TASK
Convert each line of the records below into a Markdown table with two columns, No. and Text. Number the rows in order and omit any blank lines.

MATERIAL FOR THE TASK

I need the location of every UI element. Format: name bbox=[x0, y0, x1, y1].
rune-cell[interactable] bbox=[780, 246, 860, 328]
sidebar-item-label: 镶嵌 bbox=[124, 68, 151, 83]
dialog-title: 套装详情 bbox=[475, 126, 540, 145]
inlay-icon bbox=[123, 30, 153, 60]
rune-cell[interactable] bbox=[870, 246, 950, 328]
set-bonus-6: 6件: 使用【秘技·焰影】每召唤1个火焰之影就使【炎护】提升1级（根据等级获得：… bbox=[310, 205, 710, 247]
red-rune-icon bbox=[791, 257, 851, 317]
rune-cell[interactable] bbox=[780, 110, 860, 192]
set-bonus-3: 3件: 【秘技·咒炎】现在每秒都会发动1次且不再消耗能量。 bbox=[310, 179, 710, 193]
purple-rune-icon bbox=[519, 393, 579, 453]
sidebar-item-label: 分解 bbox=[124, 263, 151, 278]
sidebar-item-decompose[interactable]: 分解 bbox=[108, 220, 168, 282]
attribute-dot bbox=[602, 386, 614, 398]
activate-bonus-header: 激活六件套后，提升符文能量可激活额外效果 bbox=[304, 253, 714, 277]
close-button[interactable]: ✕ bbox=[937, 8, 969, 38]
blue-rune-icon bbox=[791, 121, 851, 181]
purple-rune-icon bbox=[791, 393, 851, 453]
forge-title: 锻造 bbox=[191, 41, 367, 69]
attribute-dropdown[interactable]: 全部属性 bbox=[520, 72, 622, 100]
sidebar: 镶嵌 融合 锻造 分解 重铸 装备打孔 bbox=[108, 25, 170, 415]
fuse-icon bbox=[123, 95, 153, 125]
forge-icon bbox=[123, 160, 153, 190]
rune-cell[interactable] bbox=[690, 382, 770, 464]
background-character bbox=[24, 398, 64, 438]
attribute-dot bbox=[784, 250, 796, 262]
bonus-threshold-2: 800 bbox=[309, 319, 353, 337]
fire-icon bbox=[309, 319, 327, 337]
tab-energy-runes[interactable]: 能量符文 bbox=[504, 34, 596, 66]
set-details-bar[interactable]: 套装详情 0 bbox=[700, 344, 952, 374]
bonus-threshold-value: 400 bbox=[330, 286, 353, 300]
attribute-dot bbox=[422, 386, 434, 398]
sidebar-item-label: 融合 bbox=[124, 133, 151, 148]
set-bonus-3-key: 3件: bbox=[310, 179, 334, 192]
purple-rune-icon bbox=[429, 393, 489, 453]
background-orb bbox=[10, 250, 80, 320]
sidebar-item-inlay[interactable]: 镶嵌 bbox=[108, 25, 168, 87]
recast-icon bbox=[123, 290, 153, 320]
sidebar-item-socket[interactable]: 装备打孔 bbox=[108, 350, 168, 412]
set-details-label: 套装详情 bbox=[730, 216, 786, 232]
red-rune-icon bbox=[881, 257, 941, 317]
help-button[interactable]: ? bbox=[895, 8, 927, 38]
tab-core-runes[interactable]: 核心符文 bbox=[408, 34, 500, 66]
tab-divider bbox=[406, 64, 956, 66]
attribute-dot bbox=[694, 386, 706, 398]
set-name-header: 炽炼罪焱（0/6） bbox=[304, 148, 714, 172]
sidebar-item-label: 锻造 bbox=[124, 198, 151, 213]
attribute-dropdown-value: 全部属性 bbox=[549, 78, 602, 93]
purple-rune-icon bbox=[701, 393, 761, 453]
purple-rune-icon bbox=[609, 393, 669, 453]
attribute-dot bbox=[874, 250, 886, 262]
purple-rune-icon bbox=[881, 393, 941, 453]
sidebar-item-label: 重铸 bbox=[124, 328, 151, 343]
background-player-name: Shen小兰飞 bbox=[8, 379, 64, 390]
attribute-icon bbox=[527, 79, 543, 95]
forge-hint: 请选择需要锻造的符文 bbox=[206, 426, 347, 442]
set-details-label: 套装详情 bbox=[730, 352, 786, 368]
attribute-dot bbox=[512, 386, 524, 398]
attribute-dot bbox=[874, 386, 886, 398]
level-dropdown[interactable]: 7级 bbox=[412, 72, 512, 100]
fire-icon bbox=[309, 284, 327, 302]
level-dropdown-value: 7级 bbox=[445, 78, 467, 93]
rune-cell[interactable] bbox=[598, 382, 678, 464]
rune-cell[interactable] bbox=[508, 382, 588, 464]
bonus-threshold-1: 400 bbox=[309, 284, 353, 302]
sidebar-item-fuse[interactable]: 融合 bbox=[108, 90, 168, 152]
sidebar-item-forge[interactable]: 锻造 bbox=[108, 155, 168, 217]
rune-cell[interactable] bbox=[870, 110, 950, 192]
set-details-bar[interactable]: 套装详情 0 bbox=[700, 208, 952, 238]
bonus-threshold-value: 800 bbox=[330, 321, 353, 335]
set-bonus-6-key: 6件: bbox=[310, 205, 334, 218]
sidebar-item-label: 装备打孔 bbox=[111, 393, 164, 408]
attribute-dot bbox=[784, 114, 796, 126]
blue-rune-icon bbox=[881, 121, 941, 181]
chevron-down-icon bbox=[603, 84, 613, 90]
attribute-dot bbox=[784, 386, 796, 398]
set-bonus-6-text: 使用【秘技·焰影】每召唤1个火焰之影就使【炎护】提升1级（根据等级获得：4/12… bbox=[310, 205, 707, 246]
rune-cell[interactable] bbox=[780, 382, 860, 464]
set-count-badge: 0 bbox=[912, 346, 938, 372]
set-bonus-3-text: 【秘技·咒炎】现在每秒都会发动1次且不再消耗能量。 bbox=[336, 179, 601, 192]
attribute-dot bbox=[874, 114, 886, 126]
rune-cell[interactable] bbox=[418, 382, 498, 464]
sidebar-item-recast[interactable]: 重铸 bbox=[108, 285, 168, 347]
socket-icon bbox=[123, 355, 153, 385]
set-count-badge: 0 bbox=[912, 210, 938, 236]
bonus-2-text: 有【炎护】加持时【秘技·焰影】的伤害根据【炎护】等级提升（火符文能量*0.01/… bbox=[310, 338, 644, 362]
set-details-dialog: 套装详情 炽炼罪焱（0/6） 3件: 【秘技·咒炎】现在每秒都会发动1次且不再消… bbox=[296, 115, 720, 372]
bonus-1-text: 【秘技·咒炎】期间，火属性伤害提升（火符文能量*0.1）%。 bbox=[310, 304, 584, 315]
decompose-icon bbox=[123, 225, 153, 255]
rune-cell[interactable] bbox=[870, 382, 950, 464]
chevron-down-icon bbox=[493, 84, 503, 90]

THE RESPONSE
| No. | Text |
|---|---|
| 1 | I need the location of every UI element. Format: name bbox=[x0, y0, x1, y1]. |
| 2 | rune-cell[interactable] bbox=[780, 246, 860, 328] |
| 3 | sidebar-item-label: 镶嵌 bbox=[124, 68, 151, 83] |
| 4 | dialog-title: 套装详情 bbox=[475, 126, 540, 145] |
| 5 | inlay-icon bbox=[123, 30, 153, 60] |
| 6 | rune-cell[interactable] bbox=[870, 246, 950, 328] |
| 7 | set-bonus-6: 6件: 使用【秘技·焰影】每召唤1个火焰之影就使【炎护】提升1级（根据等级获得：… bbox=[310, 205, 710, 247] |
| 8 | red-rune-icon bbox=[791, 257, 851, 317] |
| 9 | rune-cell[interactable] bbox=[780, 110, 860, 192] |
| 10 | set-bonus-3: 3件: 【秘技·咒炎】现在每秒都会发动1次且不再消耗能量。 bbox=[310, 179, 710, 193] |
| 11 | purple-rune-icon bbox=[519, 393, 579, 453] |
| 12 | sidebar-item-label: 分解 bbox=[124, 263, 151, 278] |
| 13 | sidebar-item-decompose[interactable]: 分解 bbox=[108, 220, 168, 282] |
| 14 | attribute-dot bbox=[602, 386, 614, 398] |
| 15 | activate-bonus-header: 激活六件套后，提升符文能量可激活额外效果 bbox=[304, 253, 714, 277] |
| 16 | close-button[interactable]: ✕ bbox=[937, 8, 969, 38] |
| 17 | blue-rune-icon bbox=[791, 121, 851, 181] |
| 18 | purple-rune-icon bbox=[791, 393, 851, 453] |
| 19 | forge-title: 锻造 bbox=[191, 41, 367, 69] |
| 20 | attribute-dropdown[interactable]: 全部属性 bbox=[520, 72, 622, 100] |
| 21 | sidebar: 镶嵌 融合 锻造 分解 重铸 装备打孔 bbox=[108, 25, 170, 415] |
| 22 | fuse-icon bbox=[123, 95, 153, 125] |
| 23 | forge-icon bbox=[123, 160, 153, 190] |
| 24 | rune-cell[interactable] bbox=[690, 382, 770, 464] |
| 25 | background-character bbox=[24, 398, 64, 438] |
| 26 | attribute-dot bbox=[784, 250, 796, 262] |
| 27 | bonus-threshold-2: 800 bbox=[309, 319, 353, 337] |
| 28 | fire-icon bbox=[309, 319, 327, 337] |
| 29 | tab-energy-runes[interactable]: 能量符文 bbox=[504, 34, 596, 66] |
| 30 | set-details-bar[interactable]: 套装详情 0 bbox=[700, 344, 952, 374] |
| 31 | bonus-threshold-value: 400 bbox=[330, 286, 353, 300] |
| 32 | attribute-dot bbox=[422, 386, 434, 398] |
| 33 | sidebar-item-label: 融合 bbox=[124, 133, 151, 148] |
| 34 | set-bonus-3-key: 3件: bbox=[310, 179, 334, 192] |
| 35 | purple-rune-icon bbox=[429, 393, 489, 453] |
| 36 | background-orb bbox=[10, 250, 80, 320] |
| 37 | sidebar-item-inlay[interactable]: 镶嵌 bbox=[108, 25, 168, 87] |
| 38 | recast-icon bbox=[123, 290, 153, 320] |
| 39 | sidebar-item-socket[interactable]: 装备打孔 bbox=[108, 350, 168, 412] |
| 40 | set-details-label: 套装详情 bbox=[730, 216, 786, 232] |
| 41 | red-rune-icon bbox=[881, 257, 941, 317] |
| 42 | help-button[interactable]: ? bbox=[895, 8, 927, 38] |
| 43 | tab-core-runes[interactable]: 核心符文 bbox=[408, 34, 500, 66] |
| 44 | tab-divider bbox=[406, 64, 956, 66] |
| 45 | attribute-dot bbox=[694, 386, 706, 398] |
| 46 | set-name-header: 炽炼罪焱（0/6） bbox=[304, 148, 714, 172] |
| 47 | sidebar-item-label: 锻造 bbox=[124, 198, 151, 213] |
| 48 | attribute-dropdown-value: 全部属性 bbox=[549, 78, 602, 93] |
| 49 | purple-rune-icon bbox=[701, 393, 761, 453] |
| 50 | purple-rune-icon bbox=[609, 393, 669, 453] |
| 51 | attribute-dot bbox=[874, 250, 886, 262] |
| 52 | purple-rune-icon bbox=[881, 393, 941, 453] |
| 53 | sidebar-item-label: 重铸 bbox=[124, 328, 151, 343] |
| 54 | background-player-name: Shen小兰飞 bbox=[8, 379, 64, 390] |
| 55 | attribute-icon bbox=[527, 79, 543, 95] |
| 56 | forge-hint: 请选择需要锻造的符文 bbox=[206, 426, 347, 442] |
| 57 | set-details-label: 套装详情 bbox=[730, 352, 786, 368] |
| 58 | attribute-dot bbox=[512, 386, 524, 398] |
| 59 | attribute-dot bbox=[874, 386, 886, 398] |
| 60 | level-dropdown[interactable]: 7级 bbox=[412, 72, 512, 100] |
| 61 | fire-icon bbox=[309, 284, 327, 302] |
| 62 | level-dropdown-value: 7级 bbox=[445, 78, 467, 93] |
| 63 | rune-cell[interactable] bbox=[598, 382, 678, 464] |
| 64 | rune-cell[interactable] bbox=[508, 382, 588, 464] |
| 65 | bonus-threshold-1: 400 bbox=[309, 284, 353, 302] |
| 66 | sidebar-item-fuse[interactable]: 融合 bbox=[108, 90, 168, 152] |
| 67 | sidebar-item-forge[interactable]: 锻造 bbox=[108, 155, 168, 217] |
| 68 | rune-cell[interactable] bbox=[870, 110, 950, 192] |
| 69 | set-details-bar[interactable]: 套装详情 0 bbox=[700, 208, 952, 238] |
| 70 | bonus-threshold-value: 800 bbox=[330, 321, 353, 335] |
| 71 | set-bonus-6-key: 6件: bbox=[310, 205, 334, 218] |
| 72 | sidebar-item-label: 装备打孔 bbox=[111, 393, 164, 408] |
| 73 | attribute-dot bbox=[784, 114, 796, 126] |
| 74 | blue-rune-icon bbox=[881, 121, 941, 181] |
| 75 | chevron-down-icon bbox=[603, 84, 613, 90] |
| 76 | attribute-dot bbox=[784, 386, 796, 398] |
| 77 | set-bonus-6-text: 使用【秘技·焰影】每召唤1个火焰之影就使【炎护】提升1级（根据等级获得：4/12… bbox=[310, 205, 707, 246] |
| 78 | rune-cell[interactable] bbox=[780, 382, 860, 464] |
| 79 | set-count-badge: 0 bbox=[912, 346, 938, 372] |
| 80 | set-bonus-3-text: 【秘技·咒炎】现在每秒都会发动1次且不再消耗能量。 bbox=[336, 179, 601, 192] |
| 81 | attribute-dot bbox=[874, 114, 886, 126] |
| 82 | rune-cell[interactable] bbox=[418, 382, 498, 464] |
| 83 | sidebar-item-recast[interactable]: 重铸 bbox=[108, 285, 168, 347] |
| 84 | socket-icon bbox=[123, 355, 153, 385] |
| 85 | set-count-badge: 0 bbox=[912, 210, 938, 236] |
| 86 | bonus-2-text: 有【炎护】加持时【秘技·焰影】的伤害根据【炎护】等级提升（火符文能量*0.01/… bbox=[310, 338, 644, 362] |
| 87 | set-details-dialog: 套装详情 炽炼罪焱（0/6） 3件: 【秘技·咒炎】现在每秒都会发动1次且不再消… bbox=[296, 115, 720, 372] |
| 88 | bonus-1-text: 【秘技·咒炎】期间，火属性伤害提升（火符文能量*0.1）%。 bbox=[310, 304, 584, 315] |
| 89 | decompose-icon bbox=[123, 225, 153, 255] |
| 90 | rune-cell[interactable] bbox=[870, 382, 950, 464] |
| 91 | chevron-down-icon bbox=[493, 84, 503, 90] |